- _The exercise_
Assemble all lines in which the string "Stock" appears.

- _Given data_
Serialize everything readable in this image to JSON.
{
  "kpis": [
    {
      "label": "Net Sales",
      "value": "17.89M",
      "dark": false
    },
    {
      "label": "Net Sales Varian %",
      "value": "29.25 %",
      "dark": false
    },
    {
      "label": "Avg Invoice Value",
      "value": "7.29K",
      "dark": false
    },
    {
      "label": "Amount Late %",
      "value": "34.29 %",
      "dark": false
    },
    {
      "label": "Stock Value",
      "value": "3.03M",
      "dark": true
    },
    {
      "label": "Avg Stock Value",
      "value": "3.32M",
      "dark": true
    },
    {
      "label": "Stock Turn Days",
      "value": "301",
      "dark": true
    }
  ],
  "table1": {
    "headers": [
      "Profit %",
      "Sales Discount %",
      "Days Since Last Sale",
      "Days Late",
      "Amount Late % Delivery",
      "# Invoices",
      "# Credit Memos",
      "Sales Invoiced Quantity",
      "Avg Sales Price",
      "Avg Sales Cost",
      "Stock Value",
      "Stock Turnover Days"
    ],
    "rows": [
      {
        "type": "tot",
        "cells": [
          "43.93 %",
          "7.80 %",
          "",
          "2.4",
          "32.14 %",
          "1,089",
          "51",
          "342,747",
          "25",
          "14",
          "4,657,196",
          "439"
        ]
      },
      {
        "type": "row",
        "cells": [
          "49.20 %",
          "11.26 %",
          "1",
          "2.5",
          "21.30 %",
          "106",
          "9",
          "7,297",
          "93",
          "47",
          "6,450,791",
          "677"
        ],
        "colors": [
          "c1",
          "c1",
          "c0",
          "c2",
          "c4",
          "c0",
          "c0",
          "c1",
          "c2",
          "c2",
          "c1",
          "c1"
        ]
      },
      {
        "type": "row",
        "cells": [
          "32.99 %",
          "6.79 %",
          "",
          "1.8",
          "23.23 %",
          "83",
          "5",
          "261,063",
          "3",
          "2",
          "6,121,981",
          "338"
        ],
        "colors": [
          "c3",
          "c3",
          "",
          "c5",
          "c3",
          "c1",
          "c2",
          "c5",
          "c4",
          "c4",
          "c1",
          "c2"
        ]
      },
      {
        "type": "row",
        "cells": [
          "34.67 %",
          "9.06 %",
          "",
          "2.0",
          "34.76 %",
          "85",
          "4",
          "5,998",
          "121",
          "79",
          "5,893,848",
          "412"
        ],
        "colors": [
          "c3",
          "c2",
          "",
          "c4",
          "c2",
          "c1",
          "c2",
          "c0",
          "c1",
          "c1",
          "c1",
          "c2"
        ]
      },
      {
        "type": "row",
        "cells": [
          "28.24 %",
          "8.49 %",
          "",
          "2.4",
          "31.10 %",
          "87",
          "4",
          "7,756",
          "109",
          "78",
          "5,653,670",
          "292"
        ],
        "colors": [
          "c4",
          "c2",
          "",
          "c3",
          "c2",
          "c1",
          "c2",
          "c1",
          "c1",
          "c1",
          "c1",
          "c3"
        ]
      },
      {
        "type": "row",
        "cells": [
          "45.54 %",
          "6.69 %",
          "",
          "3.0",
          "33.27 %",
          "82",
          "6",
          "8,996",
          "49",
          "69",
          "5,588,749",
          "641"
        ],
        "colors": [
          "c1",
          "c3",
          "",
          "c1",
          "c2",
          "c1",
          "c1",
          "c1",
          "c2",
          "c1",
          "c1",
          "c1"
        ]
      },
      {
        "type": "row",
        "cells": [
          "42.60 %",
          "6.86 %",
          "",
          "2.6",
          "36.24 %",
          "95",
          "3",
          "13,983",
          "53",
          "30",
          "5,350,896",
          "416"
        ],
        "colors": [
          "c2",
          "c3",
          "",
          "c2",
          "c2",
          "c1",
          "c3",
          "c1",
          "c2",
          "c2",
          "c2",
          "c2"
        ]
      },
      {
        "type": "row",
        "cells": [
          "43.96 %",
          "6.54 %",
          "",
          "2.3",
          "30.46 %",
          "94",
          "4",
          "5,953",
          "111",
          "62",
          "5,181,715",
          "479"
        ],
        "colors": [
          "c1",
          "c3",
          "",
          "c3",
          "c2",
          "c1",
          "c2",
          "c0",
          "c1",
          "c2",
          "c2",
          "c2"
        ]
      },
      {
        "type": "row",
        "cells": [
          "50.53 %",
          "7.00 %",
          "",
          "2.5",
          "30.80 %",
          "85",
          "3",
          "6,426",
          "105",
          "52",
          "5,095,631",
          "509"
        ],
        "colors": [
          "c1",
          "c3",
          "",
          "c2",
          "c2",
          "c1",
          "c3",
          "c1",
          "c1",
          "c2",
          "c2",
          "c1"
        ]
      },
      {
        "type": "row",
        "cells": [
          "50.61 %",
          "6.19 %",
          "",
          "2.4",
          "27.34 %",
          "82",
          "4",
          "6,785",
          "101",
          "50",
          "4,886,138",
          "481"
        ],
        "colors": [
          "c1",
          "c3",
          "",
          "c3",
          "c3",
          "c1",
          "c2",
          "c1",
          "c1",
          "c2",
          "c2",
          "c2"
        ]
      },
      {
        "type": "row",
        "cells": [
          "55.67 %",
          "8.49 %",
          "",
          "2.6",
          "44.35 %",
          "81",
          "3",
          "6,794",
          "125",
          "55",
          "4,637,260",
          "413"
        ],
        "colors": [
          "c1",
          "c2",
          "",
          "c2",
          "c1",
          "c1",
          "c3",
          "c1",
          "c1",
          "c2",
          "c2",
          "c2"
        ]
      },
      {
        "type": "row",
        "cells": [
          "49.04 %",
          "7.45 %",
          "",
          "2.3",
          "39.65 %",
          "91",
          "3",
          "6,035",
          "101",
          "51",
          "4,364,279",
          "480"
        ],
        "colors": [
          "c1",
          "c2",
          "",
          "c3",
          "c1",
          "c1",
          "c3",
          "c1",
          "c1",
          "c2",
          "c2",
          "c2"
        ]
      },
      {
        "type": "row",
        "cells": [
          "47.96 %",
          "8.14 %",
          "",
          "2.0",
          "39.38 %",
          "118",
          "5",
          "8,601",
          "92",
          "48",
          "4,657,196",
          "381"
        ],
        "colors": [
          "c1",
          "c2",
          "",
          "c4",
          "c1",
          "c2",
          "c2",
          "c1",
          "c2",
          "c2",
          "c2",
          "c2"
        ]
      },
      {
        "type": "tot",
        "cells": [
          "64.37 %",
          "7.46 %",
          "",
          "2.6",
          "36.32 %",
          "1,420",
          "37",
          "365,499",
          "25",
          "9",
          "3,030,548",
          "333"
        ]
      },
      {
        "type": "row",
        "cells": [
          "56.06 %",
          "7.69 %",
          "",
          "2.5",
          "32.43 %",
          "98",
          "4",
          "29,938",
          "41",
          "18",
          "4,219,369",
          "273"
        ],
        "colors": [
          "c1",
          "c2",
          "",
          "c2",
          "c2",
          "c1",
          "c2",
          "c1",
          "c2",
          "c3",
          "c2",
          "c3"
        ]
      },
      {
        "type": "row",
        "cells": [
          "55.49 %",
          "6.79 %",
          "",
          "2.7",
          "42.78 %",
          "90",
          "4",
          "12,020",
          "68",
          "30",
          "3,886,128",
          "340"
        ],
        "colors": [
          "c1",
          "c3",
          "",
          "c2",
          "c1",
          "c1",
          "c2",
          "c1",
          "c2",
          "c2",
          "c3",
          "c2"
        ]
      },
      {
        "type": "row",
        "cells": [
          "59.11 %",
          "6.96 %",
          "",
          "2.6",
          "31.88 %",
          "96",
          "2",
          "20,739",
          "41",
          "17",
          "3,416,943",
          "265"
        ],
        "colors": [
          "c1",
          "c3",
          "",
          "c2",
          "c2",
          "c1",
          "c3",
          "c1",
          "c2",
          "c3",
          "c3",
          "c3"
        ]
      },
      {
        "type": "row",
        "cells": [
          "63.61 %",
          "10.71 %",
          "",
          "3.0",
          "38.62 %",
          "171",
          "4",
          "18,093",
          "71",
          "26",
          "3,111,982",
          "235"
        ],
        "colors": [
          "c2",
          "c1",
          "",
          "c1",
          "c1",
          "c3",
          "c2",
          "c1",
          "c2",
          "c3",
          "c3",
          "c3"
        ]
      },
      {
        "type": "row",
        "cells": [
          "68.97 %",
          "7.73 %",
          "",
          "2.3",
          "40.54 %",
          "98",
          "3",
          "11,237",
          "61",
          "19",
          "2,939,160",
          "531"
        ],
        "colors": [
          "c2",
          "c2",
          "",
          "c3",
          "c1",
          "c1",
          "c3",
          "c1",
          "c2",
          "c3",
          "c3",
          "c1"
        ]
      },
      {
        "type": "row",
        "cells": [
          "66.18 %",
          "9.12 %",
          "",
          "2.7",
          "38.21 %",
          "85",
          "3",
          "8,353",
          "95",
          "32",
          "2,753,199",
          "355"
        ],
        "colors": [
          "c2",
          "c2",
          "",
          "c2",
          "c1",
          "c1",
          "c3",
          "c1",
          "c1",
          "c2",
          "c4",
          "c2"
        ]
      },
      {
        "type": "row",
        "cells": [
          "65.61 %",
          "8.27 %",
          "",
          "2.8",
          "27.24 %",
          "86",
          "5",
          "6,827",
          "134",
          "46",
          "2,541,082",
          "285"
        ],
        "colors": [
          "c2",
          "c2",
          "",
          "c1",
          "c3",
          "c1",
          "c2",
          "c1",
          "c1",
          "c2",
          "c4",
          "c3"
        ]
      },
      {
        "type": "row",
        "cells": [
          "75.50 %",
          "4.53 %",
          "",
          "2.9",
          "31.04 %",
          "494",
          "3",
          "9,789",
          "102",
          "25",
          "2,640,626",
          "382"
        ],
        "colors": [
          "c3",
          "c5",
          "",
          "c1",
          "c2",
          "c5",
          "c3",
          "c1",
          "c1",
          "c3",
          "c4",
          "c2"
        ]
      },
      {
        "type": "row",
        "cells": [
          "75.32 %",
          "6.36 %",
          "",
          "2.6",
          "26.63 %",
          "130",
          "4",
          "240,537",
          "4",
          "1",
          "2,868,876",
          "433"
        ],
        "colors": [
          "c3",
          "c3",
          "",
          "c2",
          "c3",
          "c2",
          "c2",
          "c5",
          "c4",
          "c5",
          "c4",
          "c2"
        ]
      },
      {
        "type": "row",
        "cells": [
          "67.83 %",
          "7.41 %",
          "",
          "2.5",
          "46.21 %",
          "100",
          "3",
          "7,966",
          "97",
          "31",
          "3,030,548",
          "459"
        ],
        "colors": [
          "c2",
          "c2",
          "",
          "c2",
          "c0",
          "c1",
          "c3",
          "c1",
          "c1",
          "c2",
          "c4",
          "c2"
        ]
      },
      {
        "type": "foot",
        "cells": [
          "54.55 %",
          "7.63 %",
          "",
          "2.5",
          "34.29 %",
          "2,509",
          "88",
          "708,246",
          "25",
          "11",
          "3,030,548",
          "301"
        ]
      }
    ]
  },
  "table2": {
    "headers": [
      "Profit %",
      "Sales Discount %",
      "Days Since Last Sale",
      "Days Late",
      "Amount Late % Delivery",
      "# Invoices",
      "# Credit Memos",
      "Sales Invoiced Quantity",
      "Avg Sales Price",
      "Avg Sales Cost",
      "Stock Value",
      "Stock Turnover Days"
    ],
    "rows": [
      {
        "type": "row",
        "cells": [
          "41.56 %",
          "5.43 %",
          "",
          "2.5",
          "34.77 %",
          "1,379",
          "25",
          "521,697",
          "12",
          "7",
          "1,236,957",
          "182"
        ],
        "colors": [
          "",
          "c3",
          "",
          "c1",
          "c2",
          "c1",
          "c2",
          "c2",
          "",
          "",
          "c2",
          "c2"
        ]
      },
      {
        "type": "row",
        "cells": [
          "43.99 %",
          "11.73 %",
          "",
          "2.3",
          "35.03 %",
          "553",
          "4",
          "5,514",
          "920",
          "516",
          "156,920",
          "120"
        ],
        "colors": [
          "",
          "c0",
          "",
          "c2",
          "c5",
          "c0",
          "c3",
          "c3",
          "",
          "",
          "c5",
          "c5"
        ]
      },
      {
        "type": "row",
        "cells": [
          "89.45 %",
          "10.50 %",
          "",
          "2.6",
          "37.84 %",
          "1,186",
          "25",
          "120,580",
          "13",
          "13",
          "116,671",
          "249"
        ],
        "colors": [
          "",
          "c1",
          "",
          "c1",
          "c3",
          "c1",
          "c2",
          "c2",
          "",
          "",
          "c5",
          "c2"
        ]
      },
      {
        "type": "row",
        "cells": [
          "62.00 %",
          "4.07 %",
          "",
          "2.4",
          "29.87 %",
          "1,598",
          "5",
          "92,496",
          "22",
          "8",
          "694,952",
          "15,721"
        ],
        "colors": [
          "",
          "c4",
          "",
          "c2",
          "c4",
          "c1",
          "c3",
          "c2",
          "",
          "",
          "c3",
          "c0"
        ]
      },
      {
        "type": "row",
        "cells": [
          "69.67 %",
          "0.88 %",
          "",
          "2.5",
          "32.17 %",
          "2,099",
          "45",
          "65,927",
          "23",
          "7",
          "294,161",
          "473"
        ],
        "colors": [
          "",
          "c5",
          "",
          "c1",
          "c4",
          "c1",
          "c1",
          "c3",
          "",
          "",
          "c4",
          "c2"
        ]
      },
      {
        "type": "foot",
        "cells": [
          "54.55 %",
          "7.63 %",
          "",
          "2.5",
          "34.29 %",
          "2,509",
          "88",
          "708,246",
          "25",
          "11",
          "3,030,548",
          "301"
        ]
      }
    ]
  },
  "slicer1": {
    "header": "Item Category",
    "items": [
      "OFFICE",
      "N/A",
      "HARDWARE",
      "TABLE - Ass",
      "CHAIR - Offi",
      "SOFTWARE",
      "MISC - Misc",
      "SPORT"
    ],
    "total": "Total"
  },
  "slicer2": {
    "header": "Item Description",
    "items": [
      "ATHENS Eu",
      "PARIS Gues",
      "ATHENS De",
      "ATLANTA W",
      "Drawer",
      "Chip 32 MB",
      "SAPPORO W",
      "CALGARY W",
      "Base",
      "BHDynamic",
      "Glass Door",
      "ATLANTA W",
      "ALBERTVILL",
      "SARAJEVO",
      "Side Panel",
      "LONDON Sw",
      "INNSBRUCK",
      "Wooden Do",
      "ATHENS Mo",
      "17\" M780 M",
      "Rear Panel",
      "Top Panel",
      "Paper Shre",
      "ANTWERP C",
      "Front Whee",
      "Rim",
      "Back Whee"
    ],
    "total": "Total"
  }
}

- _Complete response_
      "label": "Stock Value",
      "label": "Avg Stock Value",
      "label": "Stock Turn Days",
      "Stock Value",
      "Stock Turnover Days"
      "Stock Value",
      "Stock Turnover Days"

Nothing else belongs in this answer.